— Begin RECORDS SUPPLIED —

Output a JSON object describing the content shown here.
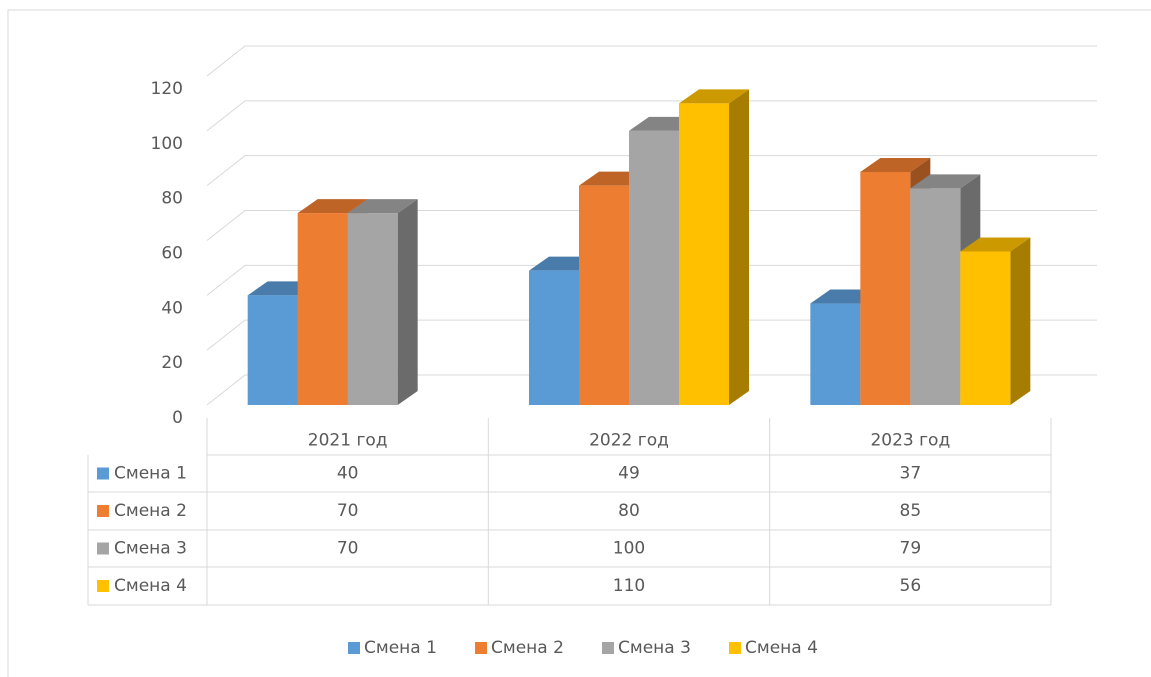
{
  "chart_data": {
    "type": "bar3d",
    "categories": [
      "2021 год",
      "2022 год",
      "2023 год"
    ],
    "series": [
      {
        "name": "Смена 1",
        "color": "#5b9bd5",
        "values": [
          40,
          49,
          37
        ]
      },
      {
        "name": "Смена 2",
        "color": "#ed7d31",
        "values": [
          70,
          80,
          85
        ]
      },
      {
        "name": "Смена 3",
        "color": "#a5a5a5",
        "values": [
          70,
          100,
          79
        ]
      },
      {
        "name": "Смена 4",
        "color": "#ffc000",
        "values": [
          null,
          110,
          56
        ]
      }
    ],
    "ylim": [
      0,
      120
    ],
    "yticks": [
      0,
      20,
      40,
      60,
      80,
      100,
      120
    ],
    "grid": true,
    "data_table": true,
    "legend": "bottom"
  }
}
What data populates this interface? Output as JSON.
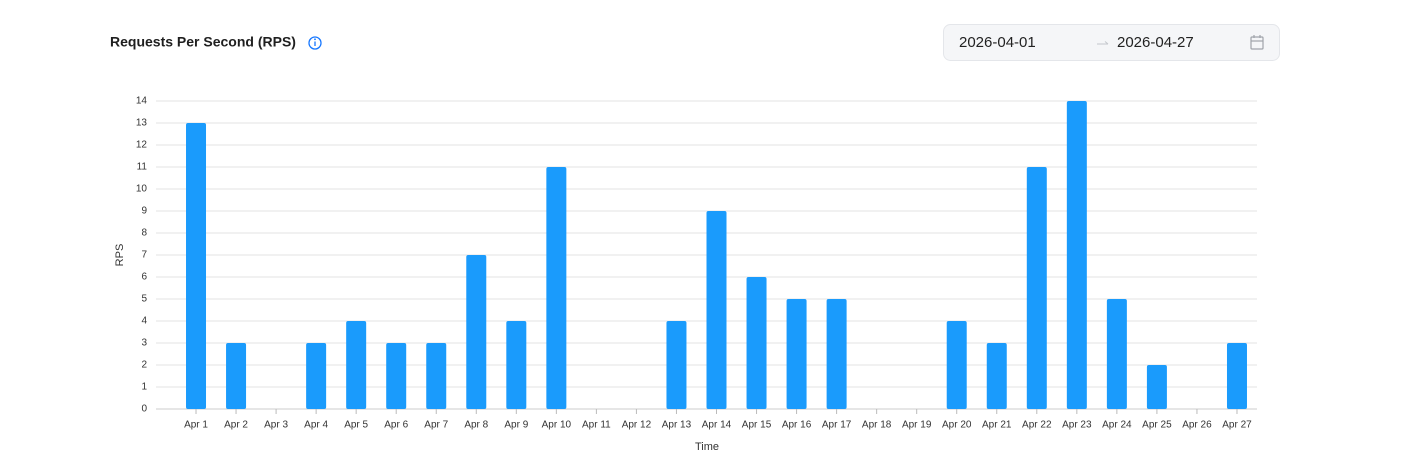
{
  "header": {
    "title": "Requests Per Second (RPS)",
    "start_date": "2026-04-01",
    "end_date": "2026-04-27"
  },
  "chart_data": {
    "type": "bar",
    "x_label": "Time",
    "y_label": "RPS",
    "categories": [
      "Apr 1",
      "Apr 2",
      "Apr 3",
      "Apr 4",
      "Apr 5",
      "Apr 6",
      "Apr 7",
      "Apr 8",
      "Apr 9",
      "Apr 10",
      "Apr 11",
      "Apr 12",
      "Apr 13",
      "Apr 14",
      "Apr 15",
      "Apr 16",
      "Apr 17",
      "Apr 18",
      "Apr 19",
      "Apr 20",
      "Apr 21",
      "Apr 22",
      "Apr 23",
      "Apr 24",
      "Apr 25",
      "Apr 26",
      "Apr 27"
    ],
    "values": [
      13,
      3,
      0,
      3,
      4,
      3,
      3,
      7,
      4,
      11,
      0,
      0,
      4,
      9,
      6,
      5,
      5,
      0,
      0,
      4,
      3,
      11,
      14,
      5,
      2,
      0,
      3
    ],
    "color": "#1a9bfc",
    "ylim": [
      0,
      14
    ],
    "yticks": [
      0,
      1,
      2,
      3,
      4,
      5,
      6,
      7,
      8,
      9,
      10,
      11,
      12,
      13,
      14
    ],
    "grid": true
  }
}
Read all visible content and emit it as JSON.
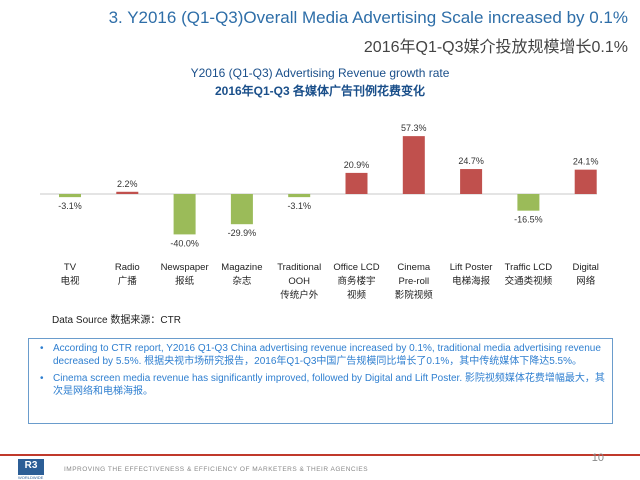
{
  "slide": {
    "title_en": "3. Y2016 (Q1-Q3)Overall Media Advertising  Scale increased by 0.1%",
    "title_cn": "2016年Q1-Q3媒介投放规模增长0.1%",
    "data_source": "Data Source 数据来源：CTR",
    "notes": [
      "According to CTR report, Y2016 Q1-Q3 China advertising revenue  increased by 0.1%, traditional media advertising revenue decreased by 5.5%. 根据央视市场研究报告，2016年Q1-Q3中国广告规模同比增长了0.1%，其中传统媒体下降达5.5%。",
      "Cinema screen media revenue has significantly improved, followed by Digital and Lift Poster. 影院视频媒体花费增幅最大，其次是网络和电梯海报。"
    ],
    "footer_tagline": "IMPROVING THE EFFECTIVENESS & EFFICIENCY OF MARKETERS & THEIR AGENCIES",
    "logo_text": "R3",
    "logo_sub": "WORLDWIDE",
    "page_number": "10"
  },
  "chart_data": {
    "type": "bar",
    "title": "Y2016 (Q1-Q3) Advertising Revenue growth rate",
    "subtitle": "2016年Q1-Q3 各媒体广告刊例花费变化",
    "categories_en": [
      "TV",
      "Radio",
      "Newspaper",
      "Magazine",
      "Traditional OOH",
      "Office LCD",
      "Cinema Pre-roll",
      "Lift Poster",
      "Traffic LCD",
      "Digital"
    ],
    "categories_cn": [
      "电视",
      "广播",
      "报纸",
      "杂志",
      "传统户外",
      "商务楼宇视频",
      "影院视频",
      "电梯海报",
      "交通类视频",
      "网络"
    ],
    "values": [
      -3.1,
      2.2,
      -40.0,
      -29.9,
      -3.1,
      20.9,
      57.3,
      24.7,
      -16.5,
      24.1
    ],
    "data_labels": [
      "-3.1%",
      "2.2%",
      "-40.0%",
      "-29.9%",
      "-3.1%",
      "20.9%",
      "57.3%",
      "24.7%",
      "-16.5%",
      "24.1%"
    ],
    "colors": {
      "positive": "#c0504d",
      "negative": "#9bbb59"
    },
    "gridlines": false
  }
}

— End RECORDS SUPPLIED —

**REQUIRED WORK:** In the entries above, find lines with "Output" and copy each.

**EXERCISE SOLUTION:**
Output a JSON object describing the content shown here.
What data populates this interface? Output as JSON.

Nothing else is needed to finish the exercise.